:: DATA TO PROCESS ::
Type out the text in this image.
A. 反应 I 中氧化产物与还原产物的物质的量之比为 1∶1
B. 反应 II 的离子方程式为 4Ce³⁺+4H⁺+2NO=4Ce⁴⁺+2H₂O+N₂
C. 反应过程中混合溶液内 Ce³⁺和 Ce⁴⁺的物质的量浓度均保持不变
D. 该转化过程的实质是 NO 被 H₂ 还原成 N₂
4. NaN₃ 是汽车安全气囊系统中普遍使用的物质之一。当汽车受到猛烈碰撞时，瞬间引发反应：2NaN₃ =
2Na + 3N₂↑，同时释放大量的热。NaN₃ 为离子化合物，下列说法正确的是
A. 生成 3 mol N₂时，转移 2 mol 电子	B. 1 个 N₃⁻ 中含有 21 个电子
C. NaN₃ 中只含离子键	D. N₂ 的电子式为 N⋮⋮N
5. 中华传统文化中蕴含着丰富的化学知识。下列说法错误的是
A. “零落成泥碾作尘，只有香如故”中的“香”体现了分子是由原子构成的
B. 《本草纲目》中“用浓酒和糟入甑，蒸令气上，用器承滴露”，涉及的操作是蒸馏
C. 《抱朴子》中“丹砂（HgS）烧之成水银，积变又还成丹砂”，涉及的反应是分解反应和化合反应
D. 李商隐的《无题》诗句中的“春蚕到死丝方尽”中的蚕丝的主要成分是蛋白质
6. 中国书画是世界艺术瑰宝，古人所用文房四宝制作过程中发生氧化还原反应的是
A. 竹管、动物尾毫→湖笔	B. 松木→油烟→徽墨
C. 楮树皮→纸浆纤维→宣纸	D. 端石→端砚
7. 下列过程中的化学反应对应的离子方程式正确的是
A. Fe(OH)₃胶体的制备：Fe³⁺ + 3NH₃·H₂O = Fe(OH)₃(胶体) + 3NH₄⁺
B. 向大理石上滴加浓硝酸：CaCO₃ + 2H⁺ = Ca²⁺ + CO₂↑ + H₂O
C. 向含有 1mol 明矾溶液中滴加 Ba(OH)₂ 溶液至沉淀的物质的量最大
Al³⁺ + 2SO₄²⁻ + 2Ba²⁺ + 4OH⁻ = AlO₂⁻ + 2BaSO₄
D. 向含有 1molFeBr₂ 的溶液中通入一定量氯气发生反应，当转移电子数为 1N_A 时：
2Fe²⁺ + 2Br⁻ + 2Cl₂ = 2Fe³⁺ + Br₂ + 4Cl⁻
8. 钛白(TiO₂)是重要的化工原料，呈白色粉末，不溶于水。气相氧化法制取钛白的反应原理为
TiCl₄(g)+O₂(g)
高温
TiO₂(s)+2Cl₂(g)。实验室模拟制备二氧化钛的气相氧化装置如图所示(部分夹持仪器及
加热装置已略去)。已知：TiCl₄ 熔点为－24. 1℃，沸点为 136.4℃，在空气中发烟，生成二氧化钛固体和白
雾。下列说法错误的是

:: WHAT THE EXERCISE ASKS ::
All lines of the data above that include the word "TiCl₄" must be shown.

:: THE SOLUTION ::
TiCl₄(g)+O₂(g)
加热装置已略去)。已知：TiCl₄ 熔点为－24. 1℃，沸点为 136.4℃，在空气中发烟，生成二氧化钛固体和白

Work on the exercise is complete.